▸ **STATED EXERCISE**
Report the total number of lines that include the string "good", without any other text.

Stored entries:
#####

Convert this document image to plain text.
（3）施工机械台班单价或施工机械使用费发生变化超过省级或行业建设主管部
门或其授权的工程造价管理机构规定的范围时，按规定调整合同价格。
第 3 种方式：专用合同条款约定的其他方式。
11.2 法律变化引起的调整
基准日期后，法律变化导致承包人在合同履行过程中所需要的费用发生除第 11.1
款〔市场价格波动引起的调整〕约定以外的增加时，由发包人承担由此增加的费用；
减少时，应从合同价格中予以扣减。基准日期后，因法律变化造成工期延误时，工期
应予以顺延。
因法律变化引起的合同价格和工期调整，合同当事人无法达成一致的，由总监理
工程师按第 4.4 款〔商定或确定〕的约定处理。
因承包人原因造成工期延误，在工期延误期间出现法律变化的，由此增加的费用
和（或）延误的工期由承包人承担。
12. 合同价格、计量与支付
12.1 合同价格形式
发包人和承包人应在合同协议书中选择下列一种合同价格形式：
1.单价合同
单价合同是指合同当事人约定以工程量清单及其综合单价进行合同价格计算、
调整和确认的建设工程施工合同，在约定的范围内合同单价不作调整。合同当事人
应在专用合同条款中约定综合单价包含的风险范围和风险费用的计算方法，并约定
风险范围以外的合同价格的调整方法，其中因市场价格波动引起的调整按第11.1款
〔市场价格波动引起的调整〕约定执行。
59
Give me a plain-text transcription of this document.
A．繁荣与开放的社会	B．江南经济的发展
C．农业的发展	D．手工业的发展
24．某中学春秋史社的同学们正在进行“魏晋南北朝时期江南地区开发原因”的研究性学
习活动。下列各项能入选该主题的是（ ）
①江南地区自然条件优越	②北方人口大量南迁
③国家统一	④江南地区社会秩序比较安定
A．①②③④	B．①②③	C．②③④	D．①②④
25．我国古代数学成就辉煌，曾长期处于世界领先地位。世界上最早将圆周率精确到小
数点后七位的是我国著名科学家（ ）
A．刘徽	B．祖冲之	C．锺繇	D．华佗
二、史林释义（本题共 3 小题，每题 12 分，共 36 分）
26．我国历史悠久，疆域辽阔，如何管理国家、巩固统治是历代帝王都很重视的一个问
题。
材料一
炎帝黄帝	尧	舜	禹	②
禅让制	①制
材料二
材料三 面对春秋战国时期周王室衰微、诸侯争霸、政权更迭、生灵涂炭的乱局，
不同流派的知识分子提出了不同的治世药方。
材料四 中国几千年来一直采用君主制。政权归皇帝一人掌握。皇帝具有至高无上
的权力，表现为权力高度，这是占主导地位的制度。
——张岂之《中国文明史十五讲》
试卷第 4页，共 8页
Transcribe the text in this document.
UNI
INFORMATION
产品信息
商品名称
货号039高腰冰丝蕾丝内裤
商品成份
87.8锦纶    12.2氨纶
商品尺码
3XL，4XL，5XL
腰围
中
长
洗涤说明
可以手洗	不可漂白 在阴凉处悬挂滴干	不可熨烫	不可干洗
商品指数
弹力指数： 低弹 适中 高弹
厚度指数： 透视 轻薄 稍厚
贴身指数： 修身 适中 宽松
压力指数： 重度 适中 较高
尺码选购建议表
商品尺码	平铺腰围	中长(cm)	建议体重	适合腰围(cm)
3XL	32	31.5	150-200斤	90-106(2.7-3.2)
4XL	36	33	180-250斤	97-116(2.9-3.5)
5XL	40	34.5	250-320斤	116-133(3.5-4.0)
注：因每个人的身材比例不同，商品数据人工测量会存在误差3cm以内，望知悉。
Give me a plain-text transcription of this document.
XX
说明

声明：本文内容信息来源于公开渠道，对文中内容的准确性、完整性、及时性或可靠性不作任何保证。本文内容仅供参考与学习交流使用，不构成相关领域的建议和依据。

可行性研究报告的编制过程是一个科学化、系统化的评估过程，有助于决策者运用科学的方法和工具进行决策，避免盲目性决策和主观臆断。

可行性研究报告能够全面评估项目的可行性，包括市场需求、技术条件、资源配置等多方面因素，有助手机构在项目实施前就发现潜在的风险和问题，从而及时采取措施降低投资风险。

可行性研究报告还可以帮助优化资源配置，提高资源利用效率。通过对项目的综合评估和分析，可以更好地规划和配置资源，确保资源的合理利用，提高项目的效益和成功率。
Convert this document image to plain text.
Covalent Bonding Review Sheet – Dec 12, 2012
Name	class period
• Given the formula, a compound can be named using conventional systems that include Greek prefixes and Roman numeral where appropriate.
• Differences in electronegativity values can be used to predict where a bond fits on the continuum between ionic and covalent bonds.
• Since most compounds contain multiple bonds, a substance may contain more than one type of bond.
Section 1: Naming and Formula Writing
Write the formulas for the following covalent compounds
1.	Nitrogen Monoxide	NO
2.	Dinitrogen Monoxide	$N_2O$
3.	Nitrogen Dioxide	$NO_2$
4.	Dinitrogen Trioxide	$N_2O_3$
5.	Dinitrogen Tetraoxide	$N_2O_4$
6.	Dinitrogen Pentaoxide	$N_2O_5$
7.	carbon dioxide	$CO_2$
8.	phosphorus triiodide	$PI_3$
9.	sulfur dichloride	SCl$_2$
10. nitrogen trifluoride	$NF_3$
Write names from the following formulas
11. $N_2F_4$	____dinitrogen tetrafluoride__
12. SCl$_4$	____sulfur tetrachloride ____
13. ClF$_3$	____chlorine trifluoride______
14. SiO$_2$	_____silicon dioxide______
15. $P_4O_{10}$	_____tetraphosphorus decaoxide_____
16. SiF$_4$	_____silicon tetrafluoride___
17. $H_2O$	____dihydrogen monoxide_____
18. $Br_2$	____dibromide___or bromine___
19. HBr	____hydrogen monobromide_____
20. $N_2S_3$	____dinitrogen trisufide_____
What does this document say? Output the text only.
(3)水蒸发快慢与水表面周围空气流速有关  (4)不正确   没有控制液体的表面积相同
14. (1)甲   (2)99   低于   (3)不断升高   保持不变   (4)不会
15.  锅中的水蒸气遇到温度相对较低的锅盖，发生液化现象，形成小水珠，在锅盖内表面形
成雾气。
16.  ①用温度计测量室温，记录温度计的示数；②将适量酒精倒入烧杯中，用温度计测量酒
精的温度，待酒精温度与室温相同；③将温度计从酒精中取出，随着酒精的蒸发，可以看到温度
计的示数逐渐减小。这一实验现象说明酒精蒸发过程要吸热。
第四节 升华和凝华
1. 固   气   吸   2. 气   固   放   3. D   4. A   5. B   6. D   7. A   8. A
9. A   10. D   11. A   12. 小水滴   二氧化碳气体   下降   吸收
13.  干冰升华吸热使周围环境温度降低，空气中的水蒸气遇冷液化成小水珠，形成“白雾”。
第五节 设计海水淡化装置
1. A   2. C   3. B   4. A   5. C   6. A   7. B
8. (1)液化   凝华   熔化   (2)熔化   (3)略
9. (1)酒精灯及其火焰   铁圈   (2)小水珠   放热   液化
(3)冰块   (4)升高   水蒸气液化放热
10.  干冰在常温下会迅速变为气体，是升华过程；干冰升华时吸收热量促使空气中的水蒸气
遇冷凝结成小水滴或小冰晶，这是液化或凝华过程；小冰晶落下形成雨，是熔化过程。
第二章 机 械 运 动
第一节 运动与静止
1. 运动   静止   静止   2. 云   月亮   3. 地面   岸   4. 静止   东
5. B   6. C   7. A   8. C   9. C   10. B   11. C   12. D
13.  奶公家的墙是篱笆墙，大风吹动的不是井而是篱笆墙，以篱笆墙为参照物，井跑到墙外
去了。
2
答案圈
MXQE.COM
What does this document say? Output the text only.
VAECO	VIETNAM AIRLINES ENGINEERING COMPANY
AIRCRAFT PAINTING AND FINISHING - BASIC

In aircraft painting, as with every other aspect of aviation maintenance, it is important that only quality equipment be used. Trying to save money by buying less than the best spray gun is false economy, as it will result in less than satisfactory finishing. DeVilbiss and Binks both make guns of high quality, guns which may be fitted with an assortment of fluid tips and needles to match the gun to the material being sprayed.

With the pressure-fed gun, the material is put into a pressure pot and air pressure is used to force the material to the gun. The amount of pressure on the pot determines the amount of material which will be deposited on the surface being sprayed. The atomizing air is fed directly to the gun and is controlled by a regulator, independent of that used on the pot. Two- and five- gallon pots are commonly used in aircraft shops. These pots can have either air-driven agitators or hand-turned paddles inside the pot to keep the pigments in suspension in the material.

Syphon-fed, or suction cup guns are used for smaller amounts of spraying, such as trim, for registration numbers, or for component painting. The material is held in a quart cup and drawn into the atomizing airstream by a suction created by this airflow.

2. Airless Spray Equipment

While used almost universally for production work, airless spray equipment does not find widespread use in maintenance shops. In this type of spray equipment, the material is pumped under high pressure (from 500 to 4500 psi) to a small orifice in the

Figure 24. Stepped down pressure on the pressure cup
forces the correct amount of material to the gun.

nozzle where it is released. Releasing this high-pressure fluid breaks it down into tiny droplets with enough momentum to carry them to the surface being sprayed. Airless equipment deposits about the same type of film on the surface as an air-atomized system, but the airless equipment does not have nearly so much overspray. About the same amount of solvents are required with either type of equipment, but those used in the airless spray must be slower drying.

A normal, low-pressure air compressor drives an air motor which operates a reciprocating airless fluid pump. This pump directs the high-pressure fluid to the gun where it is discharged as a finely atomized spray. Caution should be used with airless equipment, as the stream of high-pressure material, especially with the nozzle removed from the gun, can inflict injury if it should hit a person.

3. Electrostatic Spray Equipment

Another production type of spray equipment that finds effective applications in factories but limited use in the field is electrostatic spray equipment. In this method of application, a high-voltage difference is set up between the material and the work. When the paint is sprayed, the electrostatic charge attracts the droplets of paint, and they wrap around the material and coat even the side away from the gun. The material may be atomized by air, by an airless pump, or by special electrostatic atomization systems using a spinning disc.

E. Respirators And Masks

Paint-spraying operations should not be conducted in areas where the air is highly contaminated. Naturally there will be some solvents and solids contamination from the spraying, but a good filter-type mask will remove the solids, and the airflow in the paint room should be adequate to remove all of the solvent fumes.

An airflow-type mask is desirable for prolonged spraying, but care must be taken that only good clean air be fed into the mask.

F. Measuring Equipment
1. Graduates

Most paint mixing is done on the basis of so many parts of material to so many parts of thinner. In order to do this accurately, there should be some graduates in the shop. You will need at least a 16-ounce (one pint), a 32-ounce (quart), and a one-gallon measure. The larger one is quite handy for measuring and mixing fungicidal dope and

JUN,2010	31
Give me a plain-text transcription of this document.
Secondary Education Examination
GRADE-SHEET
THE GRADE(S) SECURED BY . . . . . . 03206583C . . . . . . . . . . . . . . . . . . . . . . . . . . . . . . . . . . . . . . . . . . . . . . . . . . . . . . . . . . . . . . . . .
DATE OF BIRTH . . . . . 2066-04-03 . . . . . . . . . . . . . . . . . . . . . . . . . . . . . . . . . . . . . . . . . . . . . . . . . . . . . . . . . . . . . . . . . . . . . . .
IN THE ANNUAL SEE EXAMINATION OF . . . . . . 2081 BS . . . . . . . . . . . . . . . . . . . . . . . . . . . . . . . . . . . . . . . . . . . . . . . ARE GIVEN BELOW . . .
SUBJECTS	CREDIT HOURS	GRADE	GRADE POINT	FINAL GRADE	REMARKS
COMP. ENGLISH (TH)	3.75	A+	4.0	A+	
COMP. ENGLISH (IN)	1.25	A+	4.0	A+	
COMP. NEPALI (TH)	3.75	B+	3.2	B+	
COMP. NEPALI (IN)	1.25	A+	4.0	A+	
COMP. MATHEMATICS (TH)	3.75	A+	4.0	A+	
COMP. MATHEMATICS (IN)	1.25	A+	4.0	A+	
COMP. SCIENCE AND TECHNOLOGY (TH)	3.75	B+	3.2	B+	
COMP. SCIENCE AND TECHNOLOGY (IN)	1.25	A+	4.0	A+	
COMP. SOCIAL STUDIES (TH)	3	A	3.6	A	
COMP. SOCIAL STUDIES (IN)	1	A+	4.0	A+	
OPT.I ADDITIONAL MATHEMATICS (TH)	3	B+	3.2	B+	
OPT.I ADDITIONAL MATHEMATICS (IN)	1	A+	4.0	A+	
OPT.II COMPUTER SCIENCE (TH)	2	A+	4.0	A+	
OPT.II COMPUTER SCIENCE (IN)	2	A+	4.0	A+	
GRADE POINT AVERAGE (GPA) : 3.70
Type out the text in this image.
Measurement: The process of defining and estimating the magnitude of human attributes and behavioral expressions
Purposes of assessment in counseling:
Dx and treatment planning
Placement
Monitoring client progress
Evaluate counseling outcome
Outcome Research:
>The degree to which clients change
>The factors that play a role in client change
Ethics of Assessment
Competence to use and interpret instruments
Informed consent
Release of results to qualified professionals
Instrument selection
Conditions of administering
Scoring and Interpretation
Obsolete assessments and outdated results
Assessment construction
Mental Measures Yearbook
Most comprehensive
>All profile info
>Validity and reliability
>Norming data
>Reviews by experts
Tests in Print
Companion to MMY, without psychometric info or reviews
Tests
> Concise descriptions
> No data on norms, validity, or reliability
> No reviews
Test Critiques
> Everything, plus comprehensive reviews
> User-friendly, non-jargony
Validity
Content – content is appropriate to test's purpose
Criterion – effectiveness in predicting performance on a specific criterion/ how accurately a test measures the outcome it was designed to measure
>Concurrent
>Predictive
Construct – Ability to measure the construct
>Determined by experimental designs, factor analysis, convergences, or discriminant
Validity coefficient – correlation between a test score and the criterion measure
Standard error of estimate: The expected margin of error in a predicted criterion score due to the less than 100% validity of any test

#####

▸ **RESPONSE**
2